TASK GOAL |
Render every entry verbatim.

▼

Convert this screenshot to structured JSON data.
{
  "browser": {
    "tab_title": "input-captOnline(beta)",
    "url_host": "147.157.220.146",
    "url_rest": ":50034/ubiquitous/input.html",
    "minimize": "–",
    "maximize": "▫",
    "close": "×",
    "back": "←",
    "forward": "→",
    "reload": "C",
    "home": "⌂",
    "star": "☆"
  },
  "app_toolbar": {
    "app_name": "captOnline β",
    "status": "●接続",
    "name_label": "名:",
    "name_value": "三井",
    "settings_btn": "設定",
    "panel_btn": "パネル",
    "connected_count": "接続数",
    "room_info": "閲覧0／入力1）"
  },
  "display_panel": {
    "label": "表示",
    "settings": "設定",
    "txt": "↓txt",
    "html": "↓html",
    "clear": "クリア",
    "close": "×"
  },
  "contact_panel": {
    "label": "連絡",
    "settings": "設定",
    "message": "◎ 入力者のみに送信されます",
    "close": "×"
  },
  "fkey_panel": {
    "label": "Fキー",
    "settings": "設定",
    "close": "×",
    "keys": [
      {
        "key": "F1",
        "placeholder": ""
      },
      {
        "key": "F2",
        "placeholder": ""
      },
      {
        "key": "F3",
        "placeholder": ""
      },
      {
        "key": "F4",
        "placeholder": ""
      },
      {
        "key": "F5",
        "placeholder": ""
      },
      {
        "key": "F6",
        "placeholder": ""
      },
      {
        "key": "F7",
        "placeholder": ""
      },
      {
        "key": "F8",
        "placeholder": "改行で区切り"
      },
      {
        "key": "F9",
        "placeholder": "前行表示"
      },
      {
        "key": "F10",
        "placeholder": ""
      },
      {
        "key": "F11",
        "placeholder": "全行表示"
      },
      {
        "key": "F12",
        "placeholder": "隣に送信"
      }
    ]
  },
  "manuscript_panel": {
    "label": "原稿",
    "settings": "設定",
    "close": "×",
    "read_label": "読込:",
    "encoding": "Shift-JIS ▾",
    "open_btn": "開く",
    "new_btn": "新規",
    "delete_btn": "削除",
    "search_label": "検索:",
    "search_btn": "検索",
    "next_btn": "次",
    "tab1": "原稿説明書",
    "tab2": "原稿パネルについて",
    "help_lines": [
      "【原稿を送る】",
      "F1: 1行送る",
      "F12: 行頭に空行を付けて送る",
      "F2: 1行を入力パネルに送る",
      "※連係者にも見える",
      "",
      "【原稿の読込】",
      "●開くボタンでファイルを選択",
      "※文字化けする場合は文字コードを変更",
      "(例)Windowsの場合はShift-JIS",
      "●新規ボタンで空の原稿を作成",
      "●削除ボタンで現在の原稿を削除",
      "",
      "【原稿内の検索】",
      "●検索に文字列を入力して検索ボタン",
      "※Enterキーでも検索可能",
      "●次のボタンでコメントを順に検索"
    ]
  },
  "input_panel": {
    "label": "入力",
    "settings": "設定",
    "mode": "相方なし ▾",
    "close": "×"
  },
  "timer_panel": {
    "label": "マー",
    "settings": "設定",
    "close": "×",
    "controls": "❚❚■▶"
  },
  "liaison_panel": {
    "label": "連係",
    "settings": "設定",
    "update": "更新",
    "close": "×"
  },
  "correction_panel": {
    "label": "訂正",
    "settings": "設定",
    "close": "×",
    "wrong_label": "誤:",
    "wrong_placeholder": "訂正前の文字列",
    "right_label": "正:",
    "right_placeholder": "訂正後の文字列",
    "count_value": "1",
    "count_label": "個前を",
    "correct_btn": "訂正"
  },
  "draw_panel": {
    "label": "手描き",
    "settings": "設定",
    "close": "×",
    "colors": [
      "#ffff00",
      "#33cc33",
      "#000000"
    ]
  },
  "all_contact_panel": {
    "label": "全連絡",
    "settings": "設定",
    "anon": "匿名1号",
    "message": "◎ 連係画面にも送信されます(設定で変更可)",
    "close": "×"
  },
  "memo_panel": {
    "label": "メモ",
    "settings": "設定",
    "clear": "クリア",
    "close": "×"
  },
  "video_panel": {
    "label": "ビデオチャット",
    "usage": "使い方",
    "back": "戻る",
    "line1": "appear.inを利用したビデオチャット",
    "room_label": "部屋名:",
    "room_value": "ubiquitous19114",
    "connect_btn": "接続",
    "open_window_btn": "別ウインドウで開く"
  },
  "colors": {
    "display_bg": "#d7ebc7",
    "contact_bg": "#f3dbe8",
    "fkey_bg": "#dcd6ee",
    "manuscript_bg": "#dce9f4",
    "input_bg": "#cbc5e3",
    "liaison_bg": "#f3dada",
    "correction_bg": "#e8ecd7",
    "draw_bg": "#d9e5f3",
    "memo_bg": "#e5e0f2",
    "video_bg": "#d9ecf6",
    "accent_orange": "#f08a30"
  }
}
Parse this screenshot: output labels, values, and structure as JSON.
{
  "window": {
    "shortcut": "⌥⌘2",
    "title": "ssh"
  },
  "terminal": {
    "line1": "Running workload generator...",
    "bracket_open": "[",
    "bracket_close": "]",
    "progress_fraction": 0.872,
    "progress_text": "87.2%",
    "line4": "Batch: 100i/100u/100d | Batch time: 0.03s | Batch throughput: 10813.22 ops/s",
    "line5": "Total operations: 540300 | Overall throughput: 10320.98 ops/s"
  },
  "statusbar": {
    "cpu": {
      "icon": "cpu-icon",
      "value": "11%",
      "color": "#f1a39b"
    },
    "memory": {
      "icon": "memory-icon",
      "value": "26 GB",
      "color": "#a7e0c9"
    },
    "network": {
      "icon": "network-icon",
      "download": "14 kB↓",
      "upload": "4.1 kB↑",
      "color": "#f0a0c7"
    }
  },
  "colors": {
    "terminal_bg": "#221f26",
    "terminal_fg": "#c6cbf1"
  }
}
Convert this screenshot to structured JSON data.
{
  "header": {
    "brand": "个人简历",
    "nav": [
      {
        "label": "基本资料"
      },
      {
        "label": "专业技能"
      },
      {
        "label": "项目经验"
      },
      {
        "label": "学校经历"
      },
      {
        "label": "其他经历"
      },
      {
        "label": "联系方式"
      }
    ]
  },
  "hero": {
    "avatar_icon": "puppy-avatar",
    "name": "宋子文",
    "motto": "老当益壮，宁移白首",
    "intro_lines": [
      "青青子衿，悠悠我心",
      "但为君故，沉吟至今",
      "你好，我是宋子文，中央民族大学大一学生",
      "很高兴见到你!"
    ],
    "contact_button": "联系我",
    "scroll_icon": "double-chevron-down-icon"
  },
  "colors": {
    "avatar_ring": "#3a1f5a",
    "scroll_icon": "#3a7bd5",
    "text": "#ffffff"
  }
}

▲

OUTPUT OF THE TASK |
Convert this screenshot to structured JSON data.
{
  "browser": {
    "tab_title": "input-captOnline(beta)",
    "url_host": "147.157.220.146",
    "url_rest": ":50034/ubiquitous/input.html",
    "minimize": "–",
    "maximize": "▫",
    "close": "×",
    "back": "←",
    "forward": "→",
    "reload": "C",
    "home": "⌂",
    "star": "☆"
  },
  "app_toolbar": {
    "app_name": "captOnline β",
    "status": "●接続",
    "name_label": "名:",
    "name_value": "三井",
    "settings_btn": "設定",
    "panel_btn": "パネル",
    "connected_count": "接続数",
    "room_info": "閲覧0／入力1）"
  },
  "display_panel": {
    "label": "表示",
    "settings": "設定",
    "txt": "↓txt",
    "html": "↓html",
    "clear": "クリア",
    "close": "×"
  },
  "contact_panel": {
    "label": "連絡",
    "settings": "設定",
    "message": "◎ 入力者のみに送信されます",
    "close": "×"
  },
  "fkey_panel": {
    "label": "Fキー",
    "settings": "設定",
    "close": "×",
    "keys": [
      {
        "key": "F1",
        "placeholder": ""
      },
      {
        "key": "F2",
        "placeholder": ""
      },
      {
        "key": "F3",
        "placeholder": ""
      },
      {
        "key": "F4",
        "placeholder": ""
      },
      {
        "key": "F5",
        "placeholder": ""
      },
      {
        "key": "F6",
        "placeholder": ""
      },
      {
        "key": "F7",
        "placeholder": ""
      },
      {
        "key": "F8",
        "placeholder": "改行で区切り"
      },
      {
        "key": "F9",
        "placeholder": "前行表示"
      },
      {
        "key": "F10",
        "placeholder": ""
      },
      {
        "key": "F11",
        "placeholder": "全行表示"
      },
      {
        "key": "F12",
        "placeholder": "隣に送信"
      }
    ]
  },
  "manuscript_panel": {
    "label": "原稿",
    "settings": "設定",
    "close": "×",
    "read_label": "読込:",
    "encoding": "Shift-JIS ▾",
    "open_btn": "開く",
    "new_btn": "新規",
    "delete_btn": "削除",
    "search_label": "検索:",
    "search_btn": "検索",
    "next_btn": "次",
    "tab1": "原稿説明書",
    "tab2": "原稿パネルについて",
    "help_lines": [
      "【原稿を送る】",
      "F1: 1行送る",
      "F12: 行頭に空行を付けて送る",
      "F2: 1行を入力パネルに送る",
      "※連係者にも見える",
      "",
      "【原稿の読込】",
      "●開くボタンでファイルを選択",
      "※文字化けする場合は文字コードを変更",
      "(例)Windowsの場合はShift-JIS",
      "●新規ボタンで空の原稿を作成",
      "●削除ボタンで現在の原稿を削除",
      "",
      "【原稿内の検索】",
      "●検索に文字列を入力して検索ボタン",
      "※Enterキーでも検索可能",
      "●次のボタンでコメントを順に検索"
    ]
  },
  "input_panel": {
    "label": "入力",
    "settings": "設定",
    "mode": "相方なし ▾",
    "close": "×"
  },
  "timer_panel": {
    "label": "マー",
    "settings": "設定",
    "close": "×",
    "controls": "❚❚■▶"
  },
  "liaison_panel": {
    "label": "連係",
    "settings": "設定",
    "update": "更新",
    "close": "×"
  },
  "correction_panel": {
    "label": "訂正",
    "settings": "設定",
    "close": "×",
    "wrong_label": "誤:",
    "wrong_placeholder": "訂正前の文字列",
    "right_label": "正:",
    "right_placeholder": "訂正後の文字列",
    "count_value": "1",
    "count_label": "個前を",
    "correct_btn": "訂正"
  },
  "draw_panel": {
    "label": "手描き",
    "settings": "設定",
    "close": "×",
    "colors": [
      "#ffff00",
      "#33cc33",
      "#000000"
    ]
  },
  "all_contact_panel": {
    "label": "全連絡",
    "settings": "設定",
    "anon": "匿名1号",
    "message": "◎ 連係画面にも送信されます(設定で変更可)",
    "close": "×"
  },
  "memo_panel": {
    "label": "メモ",
    "settings": "設定",
    "clear": "クリア",
    "close": "×"
  },
  "video_panel": {
    "label": "ビデオチャット",
    "usage": "使い方",
    "back": "戻る",
    "line1": "appear.inを利用したビデオチャット",
    "room_label": "部屋名:",
    "room_value": "ubiquitous19114",
    "connect_btn": "接続",
    "open_window_btn": "別ウインドウで開く"
  },
  "colors": {
    "display_bg": "#d7ebc7",
    "contact_bg": "#f3dbe8",
    "fkey_bg": "#dcd6ee",
    "manuscript_bg": "#dce9f4",
    "input_bg": "#cbc5e3",
    "liaison_bg": "#f3dada",
    "correction_bg": "#e8ecd7",
    "draw_bg": "#d9e5f3",
    "memo_bg": "#e5e0f2",
    "video_bg": "#d9ecf6",
    "accent_orange": "#f08a30"
  }
}
Parse this screenshot: output labels, values, and structure as JSON.
{
  "window": {
    "shortcut": "⌥⌘2",
    "title": "ssh"
  },
  "terminal": {
    "line1": "Running workload generator...",
    "bracket_open": "[",
    "bracket_close": "]",
    "progress_fraction": 0.872,
    "progress_text": "87.2%",
    "line4": "Batch: 100i/100u/100d | Batch time: 0.03s | Batch throughput: 10813.22 ops/s",
    "line5": "Total operations: 540300 | Overall throughput: 10320.98 ops/s"
  },
  "statusbar": {
    "cpu": {
      "icon": "cpu-icon",
      "value": "11%",
      "color": "#f1a39b"
    },
    "memory": {
      "icon": "memory-icon",
      "value": "26 GB",
      "color": "#a7e0c9"
    },
    "network": {
      "icon": "network-icon",
      "download": "14 kB↓",
      "upload": "4.1 kB↑",
      "color": "#f0a0c7"
    }
  },
  "colors": {
    "terminal_bg": "#221f26",
    "terminal_fg": "#c6cbf1"
  }
}
Convert this screenshot to structured JSON data.
{
  "header": {
    "brand": "个人简历",
    "nav": [
      {
        "label": "基本资料"
      },
      {
        "label": "专业技能"
      },
      {
        "label": "项目经验"
      },
      {
        "label": "学校经历"
      },
      {
        "label": "其他经历"
      },
      {
        "label": "联系方式"
      }
    ]
  },
  "hero": {
    "avatar_icon": "puppy-avatar",
    "name": "宋子文",
    "motto": "老当益壮，宁移白首",
    "intro_lines": [
      "青青子衿，悠悠我心",
      "但为君故，沉吟至今",
      "你好，我是宋子文，中央民族大学大一学生",
      "很高兴见到你!"
    ],
    "contact_button": "联系我",
    "scroll_icon": "double-chevron-down-icon"
  },
  "colors": {
    "avatar_ring": "#3a1f5a",
    "scroll_icon": "#3a7bd5",
    "text": "#ffffff"
  }
}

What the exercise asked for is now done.